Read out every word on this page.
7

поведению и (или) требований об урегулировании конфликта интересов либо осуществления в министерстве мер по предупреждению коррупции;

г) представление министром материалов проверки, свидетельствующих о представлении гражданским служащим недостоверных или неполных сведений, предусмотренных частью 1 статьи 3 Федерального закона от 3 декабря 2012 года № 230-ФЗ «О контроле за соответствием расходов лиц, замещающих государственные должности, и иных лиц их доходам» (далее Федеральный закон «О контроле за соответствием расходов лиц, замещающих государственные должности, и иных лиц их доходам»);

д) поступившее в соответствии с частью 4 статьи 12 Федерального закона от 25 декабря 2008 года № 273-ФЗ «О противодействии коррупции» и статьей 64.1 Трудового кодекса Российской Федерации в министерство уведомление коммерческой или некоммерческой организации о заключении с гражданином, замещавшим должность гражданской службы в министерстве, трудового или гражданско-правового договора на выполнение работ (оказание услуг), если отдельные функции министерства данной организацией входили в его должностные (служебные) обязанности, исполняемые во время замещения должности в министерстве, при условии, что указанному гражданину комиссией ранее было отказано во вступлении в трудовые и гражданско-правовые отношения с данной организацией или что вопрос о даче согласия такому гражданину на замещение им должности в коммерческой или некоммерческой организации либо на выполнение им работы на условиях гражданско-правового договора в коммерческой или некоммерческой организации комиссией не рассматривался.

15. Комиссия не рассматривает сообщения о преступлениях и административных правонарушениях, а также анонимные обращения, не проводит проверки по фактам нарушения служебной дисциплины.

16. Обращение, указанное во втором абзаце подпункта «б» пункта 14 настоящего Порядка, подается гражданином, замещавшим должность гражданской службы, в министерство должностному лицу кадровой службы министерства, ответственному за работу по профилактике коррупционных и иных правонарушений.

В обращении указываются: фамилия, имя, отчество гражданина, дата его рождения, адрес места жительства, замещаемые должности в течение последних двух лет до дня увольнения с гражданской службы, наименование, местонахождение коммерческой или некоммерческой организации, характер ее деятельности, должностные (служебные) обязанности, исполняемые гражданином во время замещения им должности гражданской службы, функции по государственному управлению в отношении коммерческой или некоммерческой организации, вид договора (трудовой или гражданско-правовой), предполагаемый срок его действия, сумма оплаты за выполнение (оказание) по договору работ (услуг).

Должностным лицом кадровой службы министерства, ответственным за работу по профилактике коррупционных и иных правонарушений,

## What this task involves:
Without leaving anything out, quote all the data.

## Exercise solution:
Read out every word on this page.
7

поведению и (или) требований об урегулировании конфликта интересов либо осуществления в министерстве мер по предупреждению коррупции;

г) представление министром материалов проверки, свидетельствующих о представлении гражданским служащим недостоверных или неполных сведений, предусмотренных частью 1 статьи 3 Федерального закона от 3 декабря 2012 года № 230-ФЗ «О контроле за соответствием расходов лиц, замещающих государственные должности, и иных лиц их доходам» (далее Федеральный закон «О контроле за соответствием расходов лиц, замещающих государственные должности, и иных лиц их доходам»);

д) поступившее в соответствии с частью 4 статьи 12 Федерального закона от 25 декабря 2008 года № 273-ФЗ «О противодействии коррупции» и статьей 64.1 Трудового кодекса Российской Федерации в министерство уведомление коммерческой или некоммерческой организации о заключении с гражданином, замещавшим должность гражданской службы в министерстве, трудового или гражданско-правового договора на выполнение работ (оказание услуг), если отдельные функции министерства данной организацией входили в его должностные (служебные) обязанности, исполняемые во время замещения должности в министерстве, при условии, что указанному гражданину комиссией ранее было отказано во вступлении в трудовые и гражданско-правовые отношения с данной организацией или что вопрос о даче согласия такому гражданину на замещение им должности в коммерческой или некоммерческой организации либо на выполнение им работы на условиях гражданско-правового договора в коммерческой или некоммерческой организации комиссией не рассматривался.

15. Комиссия не рассматривает сообщения о преступлениях и административных правонарушениях, а также анонимные обращения, не проводит проверки по фактам нарушения служебной дисциплины.

16. Обращение, указанное во втором абзаце подпункта «б» пункта 14 настоящего Порядка, подается гражданином, замещавшим должность гражданской службы, в министерство должностному лицу кадровой службы министерства, ответственному за работу по профилактике коррупционных и иных правонарушений.

В обращении указываются: фамилия, имя, отчество гражданина, дата его рождения, адрес места жительства, замещаемые должности в течение последних двух лет до дня увольнения с гражданской службы, наименование, местонахождение коммерческой или некоммерческой организации, характер ее деятельности, должностные (служебные) обязанности, исполняемые гражданином во время замещения им должности гражданской службы, функции по государственному управлению в отношении коммерческой или некоммерческой организации, вид договора (трудовой или гражданско-правовой), предполагаемый срок его действия, сумма оплаты за выполнение (оказание) по договору работ (услуг).

Должностным лицом кадровой службы министерства, ответственным за работу по профилактике коррупционных и иных правонарушений,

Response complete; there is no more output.